TASK REQUIREMENTS:
Each entry below must appear in the answer exactly as written.

INPUT MATERIAL:
- Opening Delimiter -

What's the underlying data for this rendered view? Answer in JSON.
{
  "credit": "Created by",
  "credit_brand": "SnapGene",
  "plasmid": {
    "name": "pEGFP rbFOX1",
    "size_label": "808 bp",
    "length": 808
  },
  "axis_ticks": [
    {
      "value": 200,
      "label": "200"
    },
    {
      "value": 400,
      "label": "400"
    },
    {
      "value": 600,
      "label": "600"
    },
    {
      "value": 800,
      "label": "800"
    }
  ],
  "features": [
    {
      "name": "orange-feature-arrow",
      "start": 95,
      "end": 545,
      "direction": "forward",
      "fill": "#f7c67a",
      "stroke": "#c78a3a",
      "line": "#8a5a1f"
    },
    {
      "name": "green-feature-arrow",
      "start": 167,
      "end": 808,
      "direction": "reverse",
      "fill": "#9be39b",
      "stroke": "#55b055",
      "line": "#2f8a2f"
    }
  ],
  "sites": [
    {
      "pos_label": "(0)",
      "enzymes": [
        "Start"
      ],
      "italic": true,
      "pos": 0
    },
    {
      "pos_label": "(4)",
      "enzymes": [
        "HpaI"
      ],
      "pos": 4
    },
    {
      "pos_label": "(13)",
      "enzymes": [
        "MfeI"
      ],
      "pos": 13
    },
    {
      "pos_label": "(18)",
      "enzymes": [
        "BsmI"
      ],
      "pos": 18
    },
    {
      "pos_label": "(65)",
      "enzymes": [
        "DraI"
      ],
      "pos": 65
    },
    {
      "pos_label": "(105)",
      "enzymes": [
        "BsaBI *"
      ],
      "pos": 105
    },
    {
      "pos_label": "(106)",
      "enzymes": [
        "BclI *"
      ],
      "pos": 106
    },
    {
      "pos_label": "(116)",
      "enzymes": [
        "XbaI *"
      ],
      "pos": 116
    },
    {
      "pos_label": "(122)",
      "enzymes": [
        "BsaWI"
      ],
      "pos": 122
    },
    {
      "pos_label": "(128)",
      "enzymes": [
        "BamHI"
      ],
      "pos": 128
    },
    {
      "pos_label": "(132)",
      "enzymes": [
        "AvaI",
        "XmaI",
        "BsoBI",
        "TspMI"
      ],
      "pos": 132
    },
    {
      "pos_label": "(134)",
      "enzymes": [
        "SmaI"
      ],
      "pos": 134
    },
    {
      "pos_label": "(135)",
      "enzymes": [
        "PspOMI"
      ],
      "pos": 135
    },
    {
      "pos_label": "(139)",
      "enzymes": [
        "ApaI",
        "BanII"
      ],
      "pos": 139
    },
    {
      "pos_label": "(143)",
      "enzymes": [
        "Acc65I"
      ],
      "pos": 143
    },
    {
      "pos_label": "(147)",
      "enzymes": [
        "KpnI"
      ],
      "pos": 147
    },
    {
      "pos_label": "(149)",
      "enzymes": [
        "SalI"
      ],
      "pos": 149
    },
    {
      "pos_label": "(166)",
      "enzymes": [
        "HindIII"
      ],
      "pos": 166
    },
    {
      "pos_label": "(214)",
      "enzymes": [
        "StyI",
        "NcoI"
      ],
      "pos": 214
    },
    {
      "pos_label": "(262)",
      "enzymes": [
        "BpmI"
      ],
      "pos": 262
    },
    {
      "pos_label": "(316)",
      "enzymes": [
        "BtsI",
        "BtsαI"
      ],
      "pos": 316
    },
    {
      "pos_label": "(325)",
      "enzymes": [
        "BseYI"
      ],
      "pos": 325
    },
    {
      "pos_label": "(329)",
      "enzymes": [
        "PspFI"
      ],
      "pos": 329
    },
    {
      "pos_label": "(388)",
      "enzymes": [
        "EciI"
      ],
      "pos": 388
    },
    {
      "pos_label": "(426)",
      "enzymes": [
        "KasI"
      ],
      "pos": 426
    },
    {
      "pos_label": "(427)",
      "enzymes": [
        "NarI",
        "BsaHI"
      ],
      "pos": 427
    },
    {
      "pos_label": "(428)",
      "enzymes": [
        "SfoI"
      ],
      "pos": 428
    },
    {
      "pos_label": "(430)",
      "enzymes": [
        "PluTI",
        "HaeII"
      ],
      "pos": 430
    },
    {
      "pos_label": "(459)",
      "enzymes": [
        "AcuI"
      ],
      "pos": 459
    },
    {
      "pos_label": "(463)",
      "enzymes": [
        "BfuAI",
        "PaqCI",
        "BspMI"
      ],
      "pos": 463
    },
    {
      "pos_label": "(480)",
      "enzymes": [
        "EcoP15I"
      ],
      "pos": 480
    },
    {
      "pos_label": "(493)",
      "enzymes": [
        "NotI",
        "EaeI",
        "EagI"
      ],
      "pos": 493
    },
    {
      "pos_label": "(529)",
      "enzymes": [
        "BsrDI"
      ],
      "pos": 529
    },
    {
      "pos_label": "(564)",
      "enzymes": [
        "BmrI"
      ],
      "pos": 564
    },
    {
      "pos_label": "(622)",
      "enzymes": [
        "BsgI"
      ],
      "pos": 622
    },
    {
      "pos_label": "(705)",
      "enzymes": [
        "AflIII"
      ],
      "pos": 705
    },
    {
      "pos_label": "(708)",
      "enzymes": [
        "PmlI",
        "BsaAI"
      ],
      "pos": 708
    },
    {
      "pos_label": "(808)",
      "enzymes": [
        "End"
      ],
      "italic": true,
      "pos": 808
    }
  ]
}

- Closing Delimiter -

WRITTEN SOLUTION:
What's the underlying data for this rendered view? Answer in JSON.
{
  "credit": "Created by",
  "credit_brand": "SnapGene",
  "plasmid": {
    "name": "pEGFP rbFOX1",
    "size_label": "808 bp",
    "length": 808
  },
  "axis_ticks": [
    {
      "value": 200,
      "label": "200"
    },
    {
      "value": 400,
      "label": "400"
    },
    {
      "value": 600,
      "label": "600"
    },
    {
      "value": 800,
      "label": "800"
    }
  ],
  "features": [
    {
      "name": "orange-feature-arrow",
      "start": 95,
      "end": 545,
      "direction": "forward",
      "fill": "#f7c67a",
      "stroke": "#c78a3a",
      "line": "#8a5a1f"
    },
    {
      "name": "green-feature-arrow",
      "start": 167,
      "end": 808,
      "direction": "reverse",
      "fill": "#9be39b",
      "stroke": "#55b055",
      "line": "#2f8a2f"
    }
  ],
  "sites": [
    {
      "pos_label": "(0)",
      "enzymes": [
        "Start"
      ],
      "italic": true,
      "pos": 0
    },
    {
      "pos_label": "(4)",
      "enzymes": [
        "HpaI"
      ],
      "pos": 4
    },
    {
      "pos_label": "(13)",
      "enzymes": [
        "MfeI"
      ],
      "pos": 13
    },
    {
      "pos_label": "(18)",
      "enzymes": [
        "BsmI"
      ],
      "pos": 18
    },
    {
      "pos_label": "(65)",
      "enzymes": [
        "DraI"
      ],
      "pos": 65
    },
    {
      "pos_label": "(105)",
      "enzymes": [
        "BsaBI *"
      ],
      "pos": 105
    },
    {
      "pos_label": "(106)",
      "enzymes": [
        "BclI *"
      ],
      "pos": 106
    },
    {
      "pos_label": "(116)",
      "enzymes": [
        "XbaI *"
      ],
      "pos": 116
    },
    {
      "pos_label": "(122)",
      "enzymes": [
        "BsaWI"
      ],
      "pos": 122
    },
    {
      "pos_label": "(128)",
      "enzymes": [
        "BamHI"
      ],
      "pos": 128
    },
    {
      "pos_label": "(132)",
      "enzymes": [
        "AvaI",
        "XmaI",
        "BsoBI",
        "TspMI"
      ],
      "pos": 132
    },
    {
      "pos_label": "(134)",
      "enzymes": [
        "SmaI"
      ],
      "pos": 134
    },
    {
      "pos_label": "(135)",
      "enzymes": [
        "PspOMI"
      ],
      "pos": 135
    },
    {
      "pos_label": "(139)",
      "enzymes": [
        "ApaI",
        "BanII"
      ],
      "pos": 139
    },
    {
      "pos_label": "(143)",
      "enzymes": [
        "Acc65I"
      ],
      "pos": 143
    },
    {
      "pos_label": "(147)",
      "enzymes": [
        "KpnI"
      ],
      "pos": 147
    },
    {
      "pos_label": "(149)",
      "enzymes": [
        "SalI"
      ],
      "pos": 149
    },
    {
      "pos_label": "(166)",
      "enzymes": [
        "HindIII"
      ],
      "pos": 166
    },
    {
      "pos_label": "(214)",
      "enzymes": [
        "StyI",
        "NcoI"
      ],
      "pos": 214
    },
    {
      "pos_label": "(262)",
      "enzymes": [
        "BpmI"
      ],
      "pos": 262
    },
    {
      "pos_label": "(316)",
      "enzymes": [
        "BtsI",
        "BtsαI"
      ],
      "pos": 316
    },
    {
      "pos_label": "(325)",
      "enzymes": [
        "BseYI"
      ],
      "pos": 325
    },
    {
      "pos_label": "(329)",
      "enzymes": [
        "PspFI"
      ],
      "pos": 329
    },
    {
      "pos_label": "(388)",
      "enzymes": [
        "EciI"
      ],
      "pos": 388
    },
    {
      "pos_label": "(426)",
      "enzymes": [
        "KasI"
      ],
      "pos": 426
    },
    {
      "pos_label": "(427)",
      "enzymes": [
        "NarI",
        "BsaHI"
      ],
      "pos": 427
    },
    {
      "pos_label": "(428)",
      "enzymes": [
        "SfoI"
      ],
      "pos": 428
    },
    {
      "pos_label": "(430)",
      "enzymes": [
        "PluTI",
        "HaeII"
      ],
      "pos": 430
    },
    {
      "pos_label": "(459)",
      "enzymes": [
        "AcuI"
      ],
      "pos": 459
    },
    {
      "pos_label": "(463)",
      "enzymes": [
        "BfuAI",
        "PaqCI",
        "BspMI"
      ],
      "pos": 463
    },
    {
      "pos_label": "(480)",
      "enzymes": [
        "EcoP15I"
      ],
      "pos": 480
    },
    {
      "pos_label": "(493)",
      "enzymes": [
        "NotI",
        "EaeI",
        "EagI"
      ],
      "pos": 493
    },
    {
      "pos_label": "(529)",
      "enzymes": [
        "BsrDI"
      ],
      "pos": 529
    },
    {
      "pos_label": "(564)",
      "enzymes": [
        "BmrI"
      ],
      "pos": 564
    },
    {
      "pos_label": "(622)",
      "enzymes": [
        "BsgI"
      ],
      "pos": 622
    },
    {
      "pos_label": "(705)",
      "enzymes": [
        "AflIII"
      ],
      "pos": 705
    },
    {
      "pos_label": "(708)",
      "enzymes": [
        "PmlI",
        "BsaAI"
      ],
      "pos": 708
    },
    {
      "pos_label": "(808)",
      "enzymes": [
        "End"
      ],
      "italic": true,
      "pos": 808
    }
  ]
}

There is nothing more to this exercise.